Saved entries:

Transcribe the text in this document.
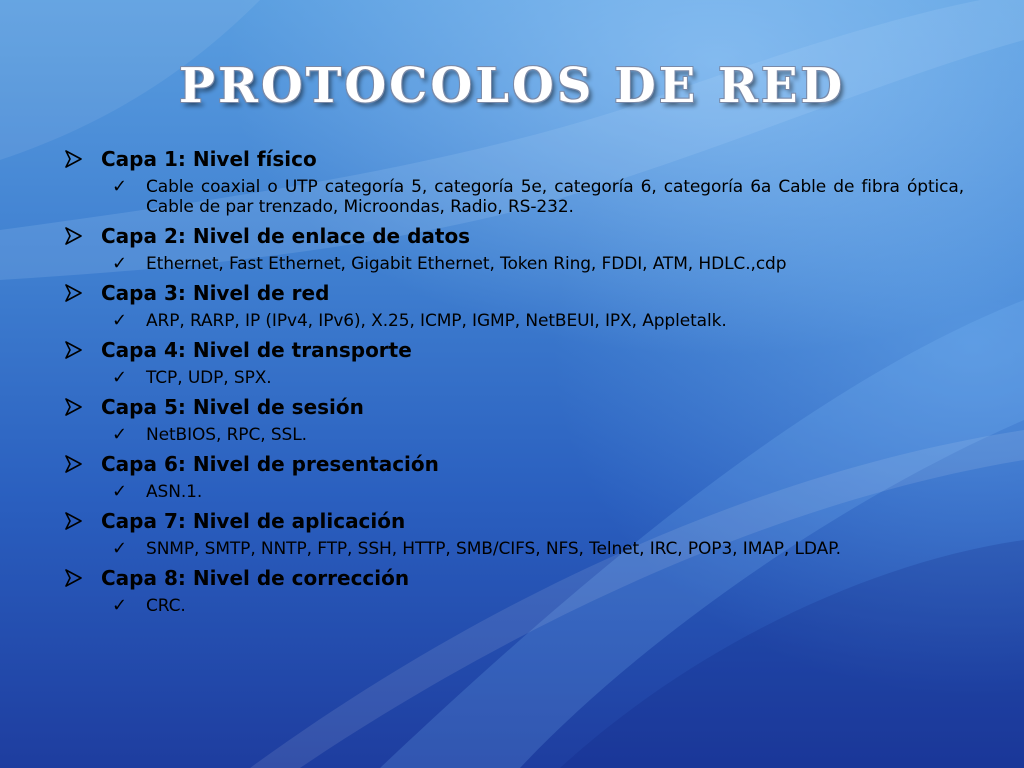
PROTOCOLOS DE RED
Capa 1: Nivel físico
✓	Cable coaxial o UTP categoría 5, categoría 5e, categoría 6, categoría 6a Cable de fibra óptica, Cable de par trenzado, Microondas, Radio, RS-232.
Capa 2: Nivel de enlace de datos
✓	Ethernet, Fast Ethernet, Gigabit Ethernet, Token Ring, FDDI, ATM, HDLC.,cdp
Capa 3: Nivel de red
✓	ARP, RARP, IP (IPv4, IPv6), X.25, ICMP, IGMP, NetBEUI, IPX, Appletalk.
Capa 4: Nivel de transporte
✓	TCP, UDP, SPX.
Capa 5: Nivel de sesión
✓	NetBIOS, RPC, SSL.
Capa 6: Nivel de presentación
✓	ASN.1.
Capa 7: Nivel de aplicación
✓	SNMP, SMTP, NNTP, FTP, SSH, HTTP, SMB/CIFS, NFS, Telnet, IRC, POP3, IMAP, LDAP.
Capa 8: Nivel de corrección
✓	CRC.
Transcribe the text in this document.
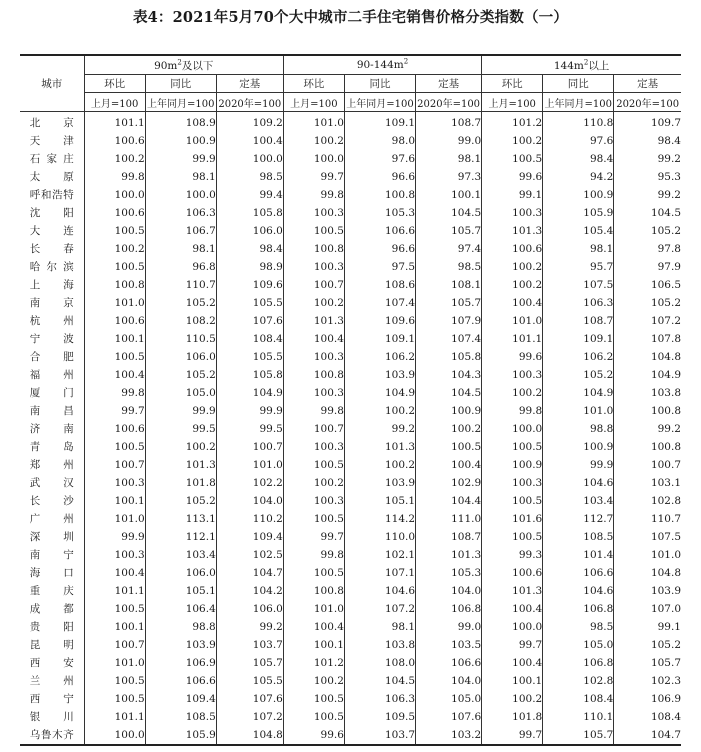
表4：2021年5月70个大中城市二手住宅销售价格分类指数（一）
城市	$90m^2$及以下			$90-144m^2$			$144m^2$以上		
	环比	同比	定基	环比	同比	定基	环比	同比	定基
	上月=100	上年同月=100	2020年=100	上月=100	上年同月=100	2020年=100	上月=100	上年同月=100	2020年=100
北　京	101.1	108.9	109.2	101.0	109.1	108.7	101.2	110.8	109.7
天　津	100.6	100.9	100.4	100.2	98.0	99.0	100.2	97.6	98.4
石家庄	100.2	99.9	100.0	100.0	97.6	98.1	100.5	98.4	99.2
太　原	99.8	98.1	98.5	99.7	96.6	97.3	99.6	94.2	95.3
呼和浩特	100.0	100.0	99.4	99.8	100.8	100.1	99.1	100.9	99.2
沈　阳	100.6	106.3	105.8	100.3	105.3	104.5	100.3	105.9	104.5
大　连	100.5	106.7	106.0	100.5	106.6	105.7	101.3	105.4	105.2
长　春	100.2	98.1	98.4	100.8	96.6	97.4	100.6	98.1	97.8
哈尔滨	100.5	96.8	98.9	100.3	97.5	98.5	100.2	95.7	97.9
上　海	100.8	110.7	109.6	100.7	108.6	108.1	100.2	107.5	106.5
南　京	101.0	105.2	105.5	100.2	107.4	105.7	100.4	106.3	105.2
杭　州	100.6	108.2	107.6	101.3	109.6	107.9	101.0	108.7	107.2
宁　波	100.1	110.5	108.4	100.4	109.1	107.4	101.1	109.1	107.8
合　肥	100.5	106.0	105.5	100.3	106.2	105.8	99.6	106.2	104.8
福　州	100.4	105.2	105.8	100.8	103.9	104.3	100.3	105.2	104.9
厦　门	99.8	105.0	104.9	100.3	104.9	104.5	100.2	104.9	103.8
南　昌	99.7	99.9	99.9	99.8	100.2	100.9	99.8	101.0	100.8
济　南	100.6	99.5	99.5	100.7	99.2	100.2	100.0	98.8	99.2
青　岛	100.5	100.2	100.7	100.3	101.3	100.5	100.5	100.9	100.8
郑　州	100.7	101.3	101.0	100.5	100.2	100.4	100.9	99.9	100.7
武　汉	100.3	101.8	102.2	100.2	103.9	102.9	100.3	104.6	103.1
长　沙	100.1	105.2	104.0	100.3	105.1	104.4	100.5	103.4	102.8
广　州	101.0	113.1	110.2	100.5	114.2	111.0	101.6	112.7	110.7
深　圳	99.9	112.1	109.4	99.7	110.0	108.7	100.5	108.5	107.5
南　宁	100.3	103.4	102.5	99.8	102.1	101.3	99.3	101.4	101.0
海　口	100.4	106.0	104.7	100.5	107.1	105.3	100.6	106.6	104.8
重　庆	101.1	105.1	104.2	100.8	104.6	104.0	101.3	104.6	103.9
成　都	100.5	106.4	106.0	101.0	107.2	106.8	100.4	106.8	107.0
贵　阳	100.1	98.8	99.2	100.4	98.1	99.0	100.0	98.5	99.1
昆　明	100.7	103.9	103.7	100.1	103.8	103.5	99.7	105.0	105.2
西　安	101.0	106.9	105.7	101.2	108.0	106.6	100.4	106.8	105.7
兰　州	100.5	106.6	105.5	100.2	104.5	104.0	100.1	102.8	102.3
西　宁	100.5	109.4	107.6	100.5	106.3	105.0	100.2	108.4	106.9
银　川	101.1	108.5	107.2	100.5	109.5	107.6	101.8	110.1	108.4
乌鲁木齐	100.0	105.9	104.8	99.6	103.7	103.2	99.7	105.7	104.7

The task: List the lines of the material in which the word "Nivel" occurs.

Complete output:
Capa 1: Nivel físico
Capa 2: Nivel de enlace de datos
Capa 3: Nivel de red
Capa 4: Nivel de transporte
Capa 5: Nivel de sesión
Capa 6: Nivel de presentación
Capa 7: Nivel de aplicación
Capa 8: Nivel de corrección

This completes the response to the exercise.